● STORED RECORDS
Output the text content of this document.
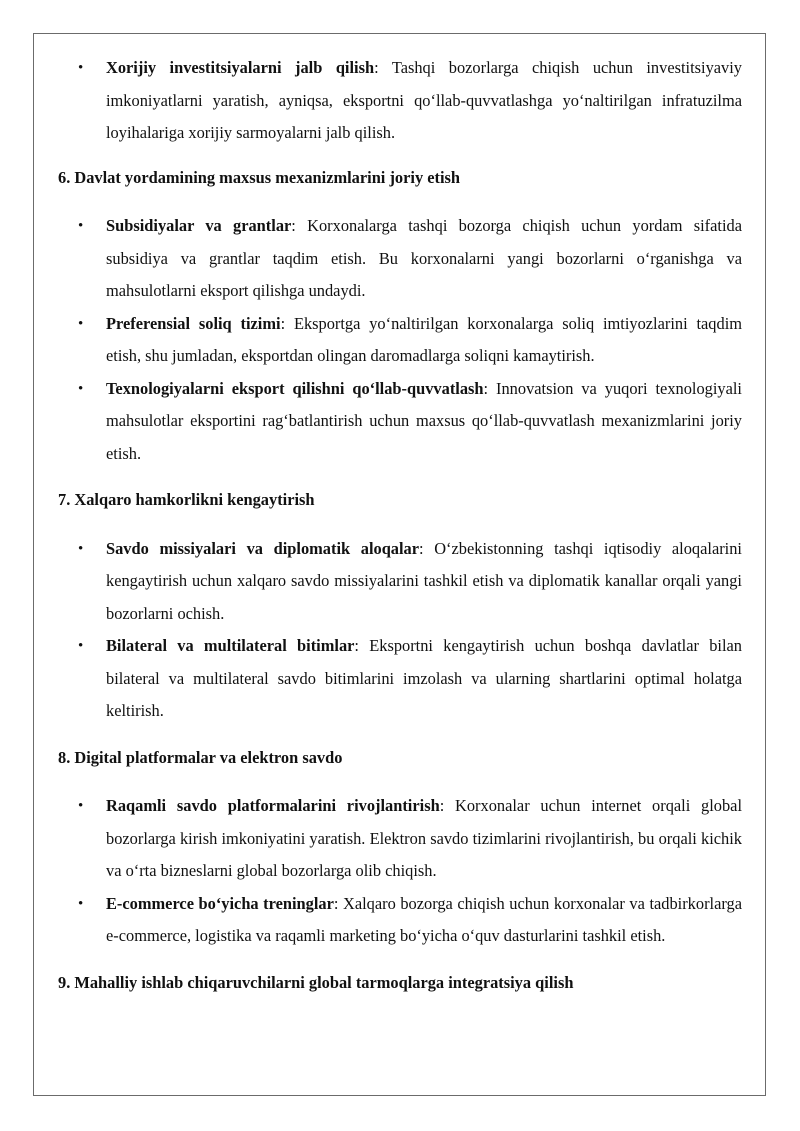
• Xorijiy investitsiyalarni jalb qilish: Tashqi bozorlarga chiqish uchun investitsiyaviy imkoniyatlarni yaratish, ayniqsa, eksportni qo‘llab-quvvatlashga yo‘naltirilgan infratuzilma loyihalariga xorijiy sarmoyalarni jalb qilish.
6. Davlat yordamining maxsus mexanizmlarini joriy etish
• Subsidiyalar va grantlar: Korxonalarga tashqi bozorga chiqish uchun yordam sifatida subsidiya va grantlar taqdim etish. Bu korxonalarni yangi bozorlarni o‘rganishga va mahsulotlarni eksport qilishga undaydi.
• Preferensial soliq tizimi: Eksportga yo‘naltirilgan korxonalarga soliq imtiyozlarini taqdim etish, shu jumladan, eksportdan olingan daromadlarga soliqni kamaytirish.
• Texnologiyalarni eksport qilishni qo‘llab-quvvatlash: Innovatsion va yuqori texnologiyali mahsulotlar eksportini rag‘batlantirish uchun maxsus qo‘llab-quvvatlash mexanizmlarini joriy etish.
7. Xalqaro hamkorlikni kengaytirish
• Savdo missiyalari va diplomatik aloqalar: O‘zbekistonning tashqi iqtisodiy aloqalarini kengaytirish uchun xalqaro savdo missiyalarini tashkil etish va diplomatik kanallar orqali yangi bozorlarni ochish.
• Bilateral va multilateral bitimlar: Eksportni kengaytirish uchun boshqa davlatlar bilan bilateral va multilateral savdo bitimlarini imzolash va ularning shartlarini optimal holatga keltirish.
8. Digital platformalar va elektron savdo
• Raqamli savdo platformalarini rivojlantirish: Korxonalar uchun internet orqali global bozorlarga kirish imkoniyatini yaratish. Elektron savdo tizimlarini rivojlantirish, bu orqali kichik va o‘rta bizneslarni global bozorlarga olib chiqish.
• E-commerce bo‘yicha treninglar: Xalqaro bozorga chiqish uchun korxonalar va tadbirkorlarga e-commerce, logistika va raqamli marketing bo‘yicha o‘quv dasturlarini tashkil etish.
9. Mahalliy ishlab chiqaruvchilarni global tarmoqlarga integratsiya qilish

● WRITTEN TASK
Copy the material above in full and exactly, skipping pictures.

● FINAL ANSWER
Output the text content of this document.
• Xorijiy investitsiyalarni jalb qilish: Tashqi bozorlarga chiqish uchun investitsiyaviy imkoniyatlarni yaratish, ayniqsa, eksportni qo‘llab-quvvatlashga yo‘naltirilgan infratuzilma loyihalariga xorijiy sarmoyalarni jalb qilish.
6. Davlat yordamining maxsus mexanizmlarini joriy etish
• Subsidiyalar va grantlar: Korxonalarga tashqi bozorga chiqish uchun yordam sifatida subsidiya va grantlar taqdim etish. Bu korxonalarni yangi bozorlarni o‘rganishga va mahsulotlarni eksport qilishga undaydi.
• Preferensial soliq tizimi: Eksportga yo‘naltirilgan korxonalarga soliq imtiyozlarini taqdim etish, shu jumladan, eksportdan olingan daromadlarga soliqni kamaytirish.
• Texnologiyalarni eksport qilishni qo‘llab-quvvatlash: Innovatsion va yuqori texnologiyali mahsulotlar eksportini rag‘batlantirish uchun maxsus qo‘llab-quvvatlash mexanizmlarini joriy etish.
7. Xalqaro hamkorlikni kengaytirish
• Savdo missiyalari va diplomatik aloqalar: O‘zbekistonning tashqi iqtisodiy aloqalarini kengaytirish uchun xalqaro savdo missiyalarini tashkil etish va diplomatik kanallar orqali yangi bozorlarni ochish.
• Bilateral va multilateral bitimlar: Eksportni kengaytirish uchun boshqa davlatlar bilan bilateral va multilateral savdo bitimlarini imzolash va ularning shartlarini optimal holatga keltirish.
8. Digital platformalar va elektron savdo
• Raqamli savdo platformalarini rivojlantirish: Korxonalar uchun internet orqali global bozorlarga kirish imkoniyatini yaratish. Elektron savdo tizimlarini rivojlantirish, bu orqali kichik va o‘rta bizneslarni global bozorlarga olib chiqish.
• E-commerce bo‘yicha treninglar: Xalqaro bozorga chiqish uchun korxonalar va tadbirkorlarga e-commerce, logistika va raqamli marketing bo‘yicha o‘quv dasturlarini tashkil etish.
9. Mahalliy ishlab chiqaruvchilarni global tarmoqlarga integratsiya qilish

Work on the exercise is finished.